- _TEXTO FORNECIDO_

Vacina da China e ‘jacaré’
O discurso da pasta contrasta com declarações anteriores do presidente. Ele já afirmou que não compraria doses da Coronavac, desenvolvida na China, devido a sua ”origem”. Disse ainda, em dezembro, que a pressa pela chegada dos imunizantes ”não se justifica” e que as farmacêuticas é que deveriam estar interessadas em negociar com o governo. ”Pessoal diz que eu tenho que ir atrás. Não, quem quer vender (que tem). Se sou vendedor, eu quero apresentar”, disse Bolsonaro em 28 de dezembro.
O imunizante da Pfizer, citado hoje como solução, já foi alvo de desdém do próprio presidente. ”Lá no contrato da Pfizer está bem claro: ‘Não nos responsabilizamos por qualquer efeito colateral. Se você virar um jacaré, é problema de você”, disse Bolsonaro em 17 de dezembro.
Em contraste com discursos anteriores, o presidente ainda evitou críticas a restrições de circulação e lockdowns. Disse que no começo da pandemia essas restrições foram adotadas para que hospitais fossem aparelhados com leitos de UTI e respiradores. ”enhum prefeito, governador, reclamou de falta de recursos para que tivesse, então, hospitais, leitos e UTI e respiradores.”
Em seu discurso, o ministro da Saúde, Eduardo Pazuello, disse que as medidas aprovadas no Congresso possibilitaram a compra da vacina da Pfizer, em referência à cláusula sobre a responsabilidade por efeitos colaterais. Em aceno a Bolsonaro, que por meses criticou as exigências da farmacêutica, o general disse que o presidente “pessoalmente” conseguiu adiantar o cronograma de entrega desta vacina em um trimestre. O presidente reuniu-se na segunda-feira, 8, com representantes do laboratório.
”Estamos garantidos para março entre 22 e 25 milhões, podendo chegar a 38 milhões de doses”, disse Pazuello. Ele afirmou que o SUS tem capacidade de vacinar de 1 milhão a 1,5 milhão por dia. Desde 17 de janeiro, quando a imunização começou no País, 8,7 milhões de pessoas receberam ao menos uma dose, o que representa 4,13% da população do País.
O ministro também afirmou que todas as vacinas compradas com recursos públicos serão distribuídas por meio do Sistema Único de Saúde (SUS), em um recado a prefeitos e governadores que planejam realizar a compra de vacinas em paralelo ao governo federal.

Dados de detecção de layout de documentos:

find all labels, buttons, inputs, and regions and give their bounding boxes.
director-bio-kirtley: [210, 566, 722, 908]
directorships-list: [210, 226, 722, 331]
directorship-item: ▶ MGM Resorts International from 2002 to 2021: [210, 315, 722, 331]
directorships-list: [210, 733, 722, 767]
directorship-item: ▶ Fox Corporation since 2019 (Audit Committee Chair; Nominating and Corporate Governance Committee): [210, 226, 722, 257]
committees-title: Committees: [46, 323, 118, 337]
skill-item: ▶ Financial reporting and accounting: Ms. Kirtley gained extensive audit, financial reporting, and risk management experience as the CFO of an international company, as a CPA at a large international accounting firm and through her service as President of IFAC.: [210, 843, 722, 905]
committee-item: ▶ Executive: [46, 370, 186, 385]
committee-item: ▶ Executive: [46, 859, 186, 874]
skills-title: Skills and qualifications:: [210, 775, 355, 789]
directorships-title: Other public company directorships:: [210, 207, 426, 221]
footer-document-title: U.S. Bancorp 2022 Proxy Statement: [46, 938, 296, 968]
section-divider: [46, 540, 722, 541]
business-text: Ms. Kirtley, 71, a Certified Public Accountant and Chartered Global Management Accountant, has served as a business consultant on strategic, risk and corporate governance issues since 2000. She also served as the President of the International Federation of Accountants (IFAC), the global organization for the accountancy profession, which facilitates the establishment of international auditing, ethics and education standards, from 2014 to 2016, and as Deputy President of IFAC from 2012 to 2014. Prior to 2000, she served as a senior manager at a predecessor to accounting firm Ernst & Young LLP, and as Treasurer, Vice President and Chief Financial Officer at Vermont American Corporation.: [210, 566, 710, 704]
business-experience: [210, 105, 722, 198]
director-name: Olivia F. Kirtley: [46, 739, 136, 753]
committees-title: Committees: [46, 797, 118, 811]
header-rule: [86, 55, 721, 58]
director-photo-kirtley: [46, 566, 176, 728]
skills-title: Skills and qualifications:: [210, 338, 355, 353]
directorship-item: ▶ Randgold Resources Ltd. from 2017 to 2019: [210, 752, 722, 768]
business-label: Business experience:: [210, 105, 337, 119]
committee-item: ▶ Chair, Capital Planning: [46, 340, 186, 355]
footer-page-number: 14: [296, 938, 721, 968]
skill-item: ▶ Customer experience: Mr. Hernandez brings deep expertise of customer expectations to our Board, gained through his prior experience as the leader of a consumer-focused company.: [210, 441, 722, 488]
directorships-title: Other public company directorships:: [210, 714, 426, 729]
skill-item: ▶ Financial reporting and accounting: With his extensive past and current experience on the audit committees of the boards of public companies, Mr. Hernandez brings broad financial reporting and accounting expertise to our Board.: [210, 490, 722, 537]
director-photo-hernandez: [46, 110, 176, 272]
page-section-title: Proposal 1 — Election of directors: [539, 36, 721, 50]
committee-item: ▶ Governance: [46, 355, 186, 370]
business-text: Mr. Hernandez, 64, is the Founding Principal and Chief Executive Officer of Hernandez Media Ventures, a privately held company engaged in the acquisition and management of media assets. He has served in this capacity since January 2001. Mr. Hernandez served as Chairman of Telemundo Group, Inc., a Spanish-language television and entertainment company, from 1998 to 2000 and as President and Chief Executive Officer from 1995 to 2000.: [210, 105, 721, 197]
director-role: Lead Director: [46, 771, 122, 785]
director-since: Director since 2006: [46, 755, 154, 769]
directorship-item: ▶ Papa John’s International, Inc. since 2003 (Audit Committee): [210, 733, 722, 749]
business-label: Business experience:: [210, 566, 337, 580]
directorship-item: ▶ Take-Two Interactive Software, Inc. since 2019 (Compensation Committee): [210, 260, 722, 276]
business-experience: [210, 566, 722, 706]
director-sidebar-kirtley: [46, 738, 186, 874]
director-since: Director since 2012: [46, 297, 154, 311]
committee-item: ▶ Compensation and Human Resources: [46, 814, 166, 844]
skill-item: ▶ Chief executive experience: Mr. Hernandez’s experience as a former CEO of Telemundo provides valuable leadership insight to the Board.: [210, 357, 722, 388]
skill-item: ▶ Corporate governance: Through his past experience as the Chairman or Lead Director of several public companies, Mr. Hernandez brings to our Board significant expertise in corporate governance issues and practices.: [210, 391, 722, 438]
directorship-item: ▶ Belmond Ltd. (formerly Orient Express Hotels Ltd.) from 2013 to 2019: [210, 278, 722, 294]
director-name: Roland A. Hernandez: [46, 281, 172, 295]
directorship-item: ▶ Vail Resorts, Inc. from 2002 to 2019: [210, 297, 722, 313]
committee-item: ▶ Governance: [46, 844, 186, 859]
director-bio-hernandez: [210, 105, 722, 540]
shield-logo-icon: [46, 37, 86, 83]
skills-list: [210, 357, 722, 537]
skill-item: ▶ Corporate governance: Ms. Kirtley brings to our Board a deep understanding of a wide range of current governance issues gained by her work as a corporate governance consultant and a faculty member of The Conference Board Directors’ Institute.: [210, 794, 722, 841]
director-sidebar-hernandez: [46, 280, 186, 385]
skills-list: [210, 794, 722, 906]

- _SUAS TAREFAS_
1. Copie do texto sobre as vacinas o trecho de "Em contraste com" até "representantes do laboratório.".
2. Transforme em lista o parágrafo do texto sobre as vacinas que começa com «Estamos garantidos para março», preservando os fatos principais.

- _RESULTADOS DAS TAREFAS_
1.
Em contraste com discursos anteriores, o presidente ainda evitou críticas a restrições de circulação e lockdowns. Disse que no começo da pandemia essas restrições foram adotadas para que hospitais fossem aparelhados com leitos de UTI e respiradores. ”enhum prefeito, governador, reclamou de falta de recursos para que tivesse, então, hospitais, leitos e UTI e respiradores.”
Em seu discurso, o ministro da Saúde, Eduardo Pazuello, disse que as medidas aprovadas no Congresso possibilitaram a compra da vacina da Pfizer, em referência à cláusula sobre a responsabilidade por efeitos colaterais. Em aceno a Bolsonaro, que por meses criticou as exigências da farmacêutica, o general disse que o presidente “pessoalmente” conseguiu adiantar o cronograma de entrega desta vacina em um trimestre. O presidente reuniu-se na segunda-feira, 8, com representantes do laboratório.

2.
- Segundo Pazuello, estão garantidas para março entre 22 e 25 milhões de doses, e esse número pode chegar a 38 milhões.
- O SUS tem capacidade de vacinar de 1 milhão a 1,5 milhão por dia.
- A imunização começou no País em 17 de janeiro. Desde então, 8,7 milhões de pessoas receberam ao menos uma dose, o que equivale a 4,13% da população.